↓

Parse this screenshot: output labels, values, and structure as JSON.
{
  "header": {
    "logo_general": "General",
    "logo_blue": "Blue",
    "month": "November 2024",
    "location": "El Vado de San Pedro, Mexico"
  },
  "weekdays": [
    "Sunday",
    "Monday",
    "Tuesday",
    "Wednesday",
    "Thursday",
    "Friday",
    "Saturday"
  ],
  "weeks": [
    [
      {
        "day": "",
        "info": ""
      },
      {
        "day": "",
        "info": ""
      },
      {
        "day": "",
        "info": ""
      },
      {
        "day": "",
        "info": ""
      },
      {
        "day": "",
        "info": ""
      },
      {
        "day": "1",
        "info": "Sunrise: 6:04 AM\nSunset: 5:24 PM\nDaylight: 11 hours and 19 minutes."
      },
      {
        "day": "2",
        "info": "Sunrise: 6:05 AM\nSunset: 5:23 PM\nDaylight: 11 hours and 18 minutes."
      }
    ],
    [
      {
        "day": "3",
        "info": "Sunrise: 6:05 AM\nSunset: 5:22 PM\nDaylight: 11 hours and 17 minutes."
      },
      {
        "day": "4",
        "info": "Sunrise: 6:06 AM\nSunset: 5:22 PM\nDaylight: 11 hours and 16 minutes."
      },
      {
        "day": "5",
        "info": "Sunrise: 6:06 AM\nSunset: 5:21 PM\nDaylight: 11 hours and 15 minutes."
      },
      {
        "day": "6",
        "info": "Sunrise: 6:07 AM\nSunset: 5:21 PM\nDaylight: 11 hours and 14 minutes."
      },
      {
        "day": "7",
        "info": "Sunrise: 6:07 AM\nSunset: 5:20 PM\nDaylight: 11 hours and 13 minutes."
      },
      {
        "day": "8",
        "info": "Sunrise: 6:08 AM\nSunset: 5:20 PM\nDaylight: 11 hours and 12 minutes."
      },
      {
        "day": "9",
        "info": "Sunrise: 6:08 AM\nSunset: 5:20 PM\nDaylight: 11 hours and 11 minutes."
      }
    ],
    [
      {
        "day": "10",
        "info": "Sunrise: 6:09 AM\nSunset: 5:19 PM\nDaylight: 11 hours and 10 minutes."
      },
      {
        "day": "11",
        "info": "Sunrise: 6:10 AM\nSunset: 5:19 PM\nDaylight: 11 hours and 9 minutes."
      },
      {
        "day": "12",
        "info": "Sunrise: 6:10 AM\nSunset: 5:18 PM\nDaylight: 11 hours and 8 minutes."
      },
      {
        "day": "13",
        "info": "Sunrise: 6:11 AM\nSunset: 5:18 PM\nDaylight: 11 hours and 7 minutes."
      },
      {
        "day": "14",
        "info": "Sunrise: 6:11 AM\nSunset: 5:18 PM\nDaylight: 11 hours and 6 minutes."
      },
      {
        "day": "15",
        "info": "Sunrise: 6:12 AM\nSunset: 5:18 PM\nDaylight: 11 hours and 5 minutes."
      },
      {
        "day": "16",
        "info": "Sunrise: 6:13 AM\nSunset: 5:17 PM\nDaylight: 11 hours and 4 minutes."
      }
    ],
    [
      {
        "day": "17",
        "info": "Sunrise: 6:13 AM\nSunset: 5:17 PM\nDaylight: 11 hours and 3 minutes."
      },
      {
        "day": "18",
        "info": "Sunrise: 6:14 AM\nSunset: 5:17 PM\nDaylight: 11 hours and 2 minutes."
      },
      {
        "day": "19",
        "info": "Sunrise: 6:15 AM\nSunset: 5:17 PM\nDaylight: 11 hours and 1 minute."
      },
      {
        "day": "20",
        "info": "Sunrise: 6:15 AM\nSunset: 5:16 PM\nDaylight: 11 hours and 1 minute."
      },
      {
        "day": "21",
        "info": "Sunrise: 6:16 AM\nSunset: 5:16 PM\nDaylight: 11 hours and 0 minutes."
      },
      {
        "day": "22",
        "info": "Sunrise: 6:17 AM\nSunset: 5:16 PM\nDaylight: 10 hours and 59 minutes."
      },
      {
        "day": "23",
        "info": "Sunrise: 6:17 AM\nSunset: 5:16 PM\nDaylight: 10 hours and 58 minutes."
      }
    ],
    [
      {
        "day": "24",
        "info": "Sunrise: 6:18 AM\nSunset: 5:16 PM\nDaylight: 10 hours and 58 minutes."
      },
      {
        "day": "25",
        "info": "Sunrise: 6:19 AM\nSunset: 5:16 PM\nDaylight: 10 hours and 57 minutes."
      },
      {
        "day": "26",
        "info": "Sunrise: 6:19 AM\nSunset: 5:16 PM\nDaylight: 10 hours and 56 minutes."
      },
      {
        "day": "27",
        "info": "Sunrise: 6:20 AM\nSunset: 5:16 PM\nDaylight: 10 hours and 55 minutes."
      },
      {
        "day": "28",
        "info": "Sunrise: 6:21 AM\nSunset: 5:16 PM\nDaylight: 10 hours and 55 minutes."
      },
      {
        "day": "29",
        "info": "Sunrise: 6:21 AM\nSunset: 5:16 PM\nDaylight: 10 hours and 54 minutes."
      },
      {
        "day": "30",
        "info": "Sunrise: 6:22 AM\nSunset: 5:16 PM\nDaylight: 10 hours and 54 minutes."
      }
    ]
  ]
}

↑

AIM OF THE TASK - Write the listing out again, exactly as shown above.

TASK RESPONSE -
Parse this screenshot: output labels, values, and structure as JSON.
{
  "header": {
    "logo_general": "General",
    "logo_blue": "Blue",
    "month": "November 2024",
    "location": "El Vado de San Pedro, Mexico"
  },
  "weekdays": [
    "Sunday",
    "Monday",
    "Tuesday",
    "Wednesday",
    "Thursday",
    "Friday",
    "Saturday"
  ],
  "weeks": [
    [
      {
        "day": "",
        "info": ""
      },
      {
        "day": "",
        "info": ""
      },
      {
        "day": "",
        "info": ""
      },
      {
        "day": "",
        "info": ""
      },
      {
        "day": "",
        "info": ""
      },
      {
        "day": "1",
        "info": "Sunrise: 6:04 AM\nSunset: 5:24 PM\nDaylight: 11 hours and 19 minutes."
      },
      {
        "day": "2",
        "info": "Sunrise: 6:05 AM\nSunset: 5:23 PM\nDaylight: 11 hours and 18 minutes."
      }
    ],
    [
      {
        "day": "3",
        "info": "Sunrise: 6:05 AM\nSunset: 5:22 PM\nDaylight: 11 hours and 17 minutes."
      },
      {
        "day": "4",
        "info": "Sunrise: 6:06 AM\nSunset: 5:22 PM\nDaylight: 11 hours and 16 minutes."
      },
      {
        "day": "5",
        "info": "Sunrise: 6:06 AM\nSunset: 5:21 PM\nDaylight: 11 hours and 15 minutes."
      },
      {
        "day": "6",
        "info": "Sunrise: 6:07 AM\nSunset: 5:21 PM\nDaylight: 11 hours and 14 minutes."
      },
      {
        "day": "7",
        "info": "Sunrise: 6:07 AM\nSunset: 5:20 PM\nDaylight: 11 hours and 13 minutes."
      },
      {
        "day": "8",
        "info": "Sunrise: 6:08 AM\nSunset: 5:20 PM\nDaylight: 11 hours and 12 minutes."
      },
      {
        "day": "9",
        "info": "Sunrise: 6:08 AM\nSunset: 5:20 PM\nDaylight: 11 hours and 11 minutes."
      }
    ],
    [
      {
        "day": "10",
        "info": "Sunrise: 6:09 AM\nSunset: 5:19 PM\nDaylight: 11 hours and 10 minutes."
      },
      {
        "day": "11",
        "info": "Sunrise: 6:10 AM\nSunset: 5:19 PM\nDaylight: 11 hours and 9 minutes."
      },
      {
        "day": "12",
        "info": "Sunrise: 6:10 AM\nSunset: 5:18 PM\nDaylight: 11 hours and 8 minutes."
      },
      {
        "day": "13",
        "info": "Sunrise: 6:11 AM\nSunset: 5:18 PM\nDaylight: 11 hours and 7 minutes."
      },
      {
        "day": "14",
        "info": "Sunrise: 6:11 AM\nSunset: 5:18 PM\nDaylight: 11 hours and 6 minutes."
      },
      {
        "day": "15",
        "info": "Sunrise: 6:12 AM\nSunset: 5:18 PM\nDaylight: 11 hours and 5 minutes."
      },
      {
        "day": "16",
        "info": "Sunrise: 6:13 AM\nSunset: 5:17 PM\nDaylight: 11 hours and 4 minutes."
      }
    ],
    [
      {
        "day": "17",
        "info": "Sunrise: 6:13 AM\nSunset: 5:17 PM\nDaylight: 11 hours and 3 minutes."
      },
      {
        "day": "18",
        "info": "Sunrise: 6:14 AM\nSunset: 5:17 PM\nDaylight: 11 hours and 2 minutes."
      },
      {
        "day": "19",
        "info": "Sunrise: 6:15 AM\nSunset: 5:17 PM\nDaylight: 11 hours and 1 minute."
      },
      {
        "day": "20",
        "info": "Sunrise: 6:15 AM\nSunset: 5:16 PM\nDaylight: 11 hours and 1 minute."
      },
      {
        "day": "21",
        "info": "Sunrise: 6:16 AM\nSunset: 5:16 PM\nDaylight: 11 hours and 0 minutes."
      },
      {
        "day": "22",
        "info": "Sunrise: 6:17 AM\nSunset: 5:16 PM\nDaylight: 10 hours and 59 minutes."
      },
      {
        "day": "23",
        "info": "Sunrise: 6:17 AM\nSunset: 5:16 PM\nDaylight: 10 hours and 58 minutes."
      }
    ],
    [
      {
        "day": "24",
        "info": "Sunrise: 6:18 AM\nSunset: 5:16 PM\nDaylight: 10 hours and 58 minutes."
      },
      {
        "day": "25",
        "info": "Sunrise: 6:19 AM\nSunset: 5:16 PM\nDaylight: 10 hours and 57 minutes."
      },
      {
        "day": "26",
        "info": "Sunrise: 6:19 AM\nSunset: 5:16 PM\nDaylight: 10 hours and 56 minutes."
      },
      {
        "day": "27",
        "info": "Sunrise: 6:20 AM\nSunset: 5:16 PM\nDaylight: 10 hours and 55 minutes."
      },
      {
        "day": "28",
        "info": "Sunrise: 6:21 AM\nSunset: 5:16 PM\nDaylight: 10 hours and 55 minutes."
      },
      {
        "day": "29",
        "info": "Sunrise: 6:21 AM\nSunset: 5:16 PM\nDaylight: 10 hours and 54 minutes."
      },
      {
        "day": "30",
        "info": "Sunrise: 6:22 AM\nSunset: 5:16 PM\nDaylight: 10 hours and 54 minutes."
      }
    ]
  ]
}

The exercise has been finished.